§ EXERCISE PROMPT: The answer should be a single number: how many lines of the entries below hold the word "적정재고".

[Dataset records]
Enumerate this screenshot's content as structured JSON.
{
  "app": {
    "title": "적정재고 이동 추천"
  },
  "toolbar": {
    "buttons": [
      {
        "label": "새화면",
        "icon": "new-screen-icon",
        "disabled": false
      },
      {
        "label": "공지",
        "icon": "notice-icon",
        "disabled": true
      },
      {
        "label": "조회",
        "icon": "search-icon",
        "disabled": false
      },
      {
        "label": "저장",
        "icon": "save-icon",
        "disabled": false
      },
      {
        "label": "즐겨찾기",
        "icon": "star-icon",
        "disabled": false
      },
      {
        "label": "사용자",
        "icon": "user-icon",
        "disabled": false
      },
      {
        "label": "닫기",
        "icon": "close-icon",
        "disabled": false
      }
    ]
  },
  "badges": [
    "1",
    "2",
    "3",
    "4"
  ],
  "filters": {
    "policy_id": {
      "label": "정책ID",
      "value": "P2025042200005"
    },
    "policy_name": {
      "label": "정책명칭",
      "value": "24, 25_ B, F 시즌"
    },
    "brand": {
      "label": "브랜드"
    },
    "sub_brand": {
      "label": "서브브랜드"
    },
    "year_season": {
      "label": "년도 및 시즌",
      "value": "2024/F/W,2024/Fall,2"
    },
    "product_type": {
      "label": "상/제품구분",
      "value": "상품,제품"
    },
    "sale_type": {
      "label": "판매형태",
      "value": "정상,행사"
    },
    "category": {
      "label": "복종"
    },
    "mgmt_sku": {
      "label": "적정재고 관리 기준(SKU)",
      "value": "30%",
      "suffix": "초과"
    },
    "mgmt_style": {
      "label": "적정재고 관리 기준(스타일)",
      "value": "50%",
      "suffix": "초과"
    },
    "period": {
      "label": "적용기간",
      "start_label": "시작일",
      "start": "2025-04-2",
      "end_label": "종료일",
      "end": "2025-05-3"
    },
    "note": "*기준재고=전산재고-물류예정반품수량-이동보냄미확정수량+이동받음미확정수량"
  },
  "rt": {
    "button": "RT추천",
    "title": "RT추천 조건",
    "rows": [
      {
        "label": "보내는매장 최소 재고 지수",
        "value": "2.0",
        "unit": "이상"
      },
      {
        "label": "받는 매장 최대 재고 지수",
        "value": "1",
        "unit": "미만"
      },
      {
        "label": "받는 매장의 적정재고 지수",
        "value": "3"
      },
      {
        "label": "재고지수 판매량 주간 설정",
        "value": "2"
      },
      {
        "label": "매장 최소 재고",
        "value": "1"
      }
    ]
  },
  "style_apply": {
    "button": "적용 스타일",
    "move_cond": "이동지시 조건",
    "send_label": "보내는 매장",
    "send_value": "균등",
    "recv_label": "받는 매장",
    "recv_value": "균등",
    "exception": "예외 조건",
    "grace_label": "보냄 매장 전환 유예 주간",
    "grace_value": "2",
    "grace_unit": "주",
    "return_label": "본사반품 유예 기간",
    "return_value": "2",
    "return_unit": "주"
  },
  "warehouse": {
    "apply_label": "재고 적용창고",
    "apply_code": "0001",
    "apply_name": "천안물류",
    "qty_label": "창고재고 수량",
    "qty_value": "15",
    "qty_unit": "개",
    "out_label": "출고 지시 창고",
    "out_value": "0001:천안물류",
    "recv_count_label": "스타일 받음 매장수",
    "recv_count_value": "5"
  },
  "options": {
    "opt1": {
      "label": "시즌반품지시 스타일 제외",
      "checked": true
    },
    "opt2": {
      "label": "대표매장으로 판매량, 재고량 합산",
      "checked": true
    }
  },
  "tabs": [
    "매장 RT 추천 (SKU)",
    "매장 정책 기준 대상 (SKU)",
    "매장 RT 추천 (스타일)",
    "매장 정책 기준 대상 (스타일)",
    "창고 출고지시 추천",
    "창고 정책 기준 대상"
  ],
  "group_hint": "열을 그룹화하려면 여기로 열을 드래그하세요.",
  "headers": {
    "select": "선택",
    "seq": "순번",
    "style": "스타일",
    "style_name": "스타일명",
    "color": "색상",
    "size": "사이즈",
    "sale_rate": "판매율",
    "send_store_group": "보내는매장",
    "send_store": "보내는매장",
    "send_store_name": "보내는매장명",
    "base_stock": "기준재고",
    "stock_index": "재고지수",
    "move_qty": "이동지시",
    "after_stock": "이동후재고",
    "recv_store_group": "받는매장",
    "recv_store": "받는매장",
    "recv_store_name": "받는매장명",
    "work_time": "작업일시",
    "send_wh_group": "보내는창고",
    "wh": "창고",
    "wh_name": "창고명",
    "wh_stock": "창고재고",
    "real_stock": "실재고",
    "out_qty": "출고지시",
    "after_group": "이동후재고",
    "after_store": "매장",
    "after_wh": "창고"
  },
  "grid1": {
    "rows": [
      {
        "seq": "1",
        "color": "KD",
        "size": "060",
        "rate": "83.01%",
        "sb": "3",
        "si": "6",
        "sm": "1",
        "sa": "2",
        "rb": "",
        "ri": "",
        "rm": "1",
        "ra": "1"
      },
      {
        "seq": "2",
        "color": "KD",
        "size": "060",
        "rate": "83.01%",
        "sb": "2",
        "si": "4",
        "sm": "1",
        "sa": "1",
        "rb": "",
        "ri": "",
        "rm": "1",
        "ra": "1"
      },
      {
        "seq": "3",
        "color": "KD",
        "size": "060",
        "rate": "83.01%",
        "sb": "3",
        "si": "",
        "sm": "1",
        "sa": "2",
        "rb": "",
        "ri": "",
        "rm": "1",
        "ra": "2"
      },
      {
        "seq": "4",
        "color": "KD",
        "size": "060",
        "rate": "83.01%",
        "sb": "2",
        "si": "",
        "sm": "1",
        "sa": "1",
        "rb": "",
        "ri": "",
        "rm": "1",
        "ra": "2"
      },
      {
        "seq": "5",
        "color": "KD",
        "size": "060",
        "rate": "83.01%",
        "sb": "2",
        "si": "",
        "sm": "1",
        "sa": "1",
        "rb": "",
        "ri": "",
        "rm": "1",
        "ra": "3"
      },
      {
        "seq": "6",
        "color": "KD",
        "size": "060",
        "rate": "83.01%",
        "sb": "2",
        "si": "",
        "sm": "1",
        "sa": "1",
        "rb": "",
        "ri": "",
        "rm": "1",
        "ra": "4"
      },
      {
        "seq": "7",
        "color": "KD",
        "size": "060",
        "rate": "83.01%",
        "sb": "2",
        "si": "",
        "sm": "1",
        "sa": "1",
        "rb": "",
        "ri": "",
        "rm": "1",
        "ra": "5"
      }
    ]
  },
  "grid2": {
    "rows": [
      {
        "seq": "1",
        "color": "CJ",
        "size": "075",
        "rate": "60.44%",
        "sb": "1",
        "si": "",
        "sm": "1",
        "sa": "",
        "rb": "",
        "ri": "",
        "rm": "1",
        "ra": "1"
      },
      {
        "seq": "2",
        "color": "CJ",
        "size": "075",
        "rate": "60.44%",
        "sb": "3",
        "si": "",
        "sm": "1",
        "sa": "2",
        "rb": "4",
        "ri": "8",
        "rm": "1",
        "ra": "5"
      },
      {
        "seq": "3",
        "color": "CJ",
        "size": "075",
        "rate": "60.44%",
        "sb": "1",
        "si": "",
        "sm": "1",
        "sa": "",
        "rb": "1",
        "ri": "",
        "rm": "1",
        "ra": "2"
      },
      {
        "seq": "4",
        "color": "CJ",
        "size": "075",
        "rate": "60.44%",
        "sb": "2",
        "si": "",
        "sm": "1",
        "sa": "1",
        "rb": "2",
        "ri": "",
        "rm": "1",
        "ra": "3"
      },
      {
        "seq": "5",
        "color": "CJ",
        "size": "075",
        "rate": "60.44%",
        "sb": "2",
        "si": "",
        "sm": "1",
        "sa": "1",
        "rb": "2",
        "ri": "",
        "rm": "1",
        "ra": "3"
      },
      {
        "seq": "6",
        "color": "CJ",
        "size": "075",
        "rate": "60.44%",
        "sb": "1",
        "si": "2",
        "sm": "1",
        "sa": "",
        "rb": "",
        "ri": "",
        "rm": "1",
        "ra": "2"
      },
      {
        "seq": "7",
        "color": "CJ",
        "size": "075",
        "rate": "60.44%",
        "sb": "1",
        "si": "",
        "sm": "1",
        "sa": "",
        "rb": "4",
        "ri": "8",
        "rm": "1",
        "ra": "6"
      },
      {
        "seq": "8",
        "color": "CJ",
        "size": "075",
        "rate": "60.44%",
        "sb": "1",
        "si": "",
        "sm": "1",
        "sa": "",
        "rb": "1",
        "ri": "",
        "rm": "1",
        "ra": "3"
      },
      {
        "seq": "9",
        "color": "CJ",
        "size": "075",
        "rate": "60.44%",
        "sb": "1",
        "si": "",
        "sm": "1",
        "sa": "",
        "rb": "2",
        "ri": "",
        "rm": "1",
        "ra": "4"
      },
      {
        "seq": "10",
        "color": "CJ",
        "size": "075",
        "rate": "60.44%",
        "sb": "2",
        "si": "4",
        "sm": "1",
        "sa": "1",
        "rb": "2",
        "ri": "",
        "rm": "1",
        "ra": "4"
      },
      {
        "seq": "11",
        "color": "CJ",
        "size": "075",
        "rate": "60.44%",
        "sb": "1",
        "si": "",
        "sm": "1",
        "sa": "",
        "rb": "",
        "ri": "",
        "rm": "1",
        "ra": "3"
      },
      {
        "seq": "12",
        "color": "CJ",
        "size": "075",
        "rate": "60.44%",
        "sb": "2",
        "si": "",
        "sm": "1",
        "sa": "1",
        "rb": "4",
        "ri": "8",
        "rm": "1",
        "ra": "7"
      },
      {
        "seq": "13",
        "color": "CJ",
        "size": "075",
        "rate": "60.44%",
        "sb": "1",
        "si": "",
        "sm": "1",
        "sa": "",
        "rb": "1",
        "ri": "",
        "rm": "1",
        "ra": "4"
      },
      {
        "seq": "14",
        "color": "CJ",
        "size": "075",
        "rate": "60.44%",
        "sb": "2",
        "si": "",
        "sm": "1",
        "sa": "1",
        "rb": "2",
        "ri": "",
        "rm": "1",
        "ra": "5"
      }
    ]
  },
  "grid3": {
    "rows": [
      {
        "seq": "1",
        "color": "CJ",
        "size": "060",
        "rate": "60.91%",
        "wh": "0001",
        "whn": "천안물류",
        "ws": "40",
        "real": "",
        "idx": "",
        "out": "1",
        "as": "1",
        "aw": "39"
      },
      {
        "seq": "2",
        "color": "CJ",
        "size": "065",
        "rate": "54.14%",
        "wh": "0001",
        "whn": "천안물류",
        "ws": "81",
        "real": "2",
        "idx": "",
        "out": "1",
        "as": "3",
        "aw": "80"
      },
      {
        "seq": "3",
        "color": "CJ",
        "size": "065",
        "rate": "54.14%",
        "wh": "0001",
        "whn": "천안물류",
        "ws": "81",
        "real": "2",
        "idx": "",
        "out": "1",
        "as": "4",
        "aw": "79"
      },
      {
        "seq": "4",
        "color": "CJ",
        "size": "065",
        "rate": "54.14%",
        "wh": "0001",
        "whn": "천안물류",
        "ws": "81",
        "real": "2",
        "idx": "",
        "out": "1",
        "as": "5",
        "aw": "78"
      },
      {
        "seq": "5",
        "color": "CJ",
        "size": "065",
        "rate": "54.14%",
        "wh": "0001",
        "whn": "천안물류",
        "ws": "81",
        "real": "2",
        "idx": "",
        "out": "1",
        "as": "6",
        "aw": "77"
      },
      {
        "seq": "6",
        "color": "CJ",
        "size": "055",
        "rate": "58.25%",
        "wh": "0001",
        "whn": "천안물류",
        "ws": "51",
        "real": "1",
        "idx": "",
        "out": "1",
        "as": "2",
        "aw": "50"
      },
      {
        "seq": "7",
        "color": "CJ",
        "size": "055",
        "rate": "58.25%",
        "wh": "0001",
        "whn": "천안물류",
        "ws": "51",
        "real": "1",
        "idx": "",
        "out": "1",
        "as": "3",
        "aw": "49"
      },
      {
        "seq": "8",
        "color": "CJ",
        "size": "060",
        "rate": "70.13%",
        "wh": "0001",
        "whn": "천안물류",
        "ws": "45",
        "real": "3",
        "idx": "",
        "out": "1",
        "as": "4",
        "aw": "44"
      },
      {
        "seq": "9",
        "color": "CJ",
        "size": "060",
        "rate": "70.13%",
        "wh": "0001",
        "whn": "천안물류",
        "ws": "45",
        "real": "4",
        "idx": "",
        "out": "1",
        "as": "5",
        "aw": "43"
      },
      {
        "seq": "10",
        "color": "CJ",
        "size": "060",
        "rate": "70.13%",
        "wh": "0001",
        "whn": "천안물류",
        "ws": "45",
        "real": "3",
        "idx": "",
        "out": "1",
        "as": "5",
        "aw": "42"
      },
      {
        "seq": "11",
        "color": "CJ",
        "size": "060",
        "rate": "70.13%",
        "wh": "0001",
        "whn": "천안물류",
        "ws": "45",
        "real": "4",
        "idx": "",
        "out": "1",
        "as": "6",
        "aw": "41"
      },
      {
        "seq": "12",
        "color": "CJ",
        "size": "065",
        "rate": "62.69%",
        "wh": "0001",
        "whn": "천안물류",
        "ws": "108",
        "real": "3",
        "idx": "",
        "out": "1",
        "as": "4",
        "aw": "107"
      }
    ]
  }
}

§ RESPONSE FOR THIS EXERCISE: 4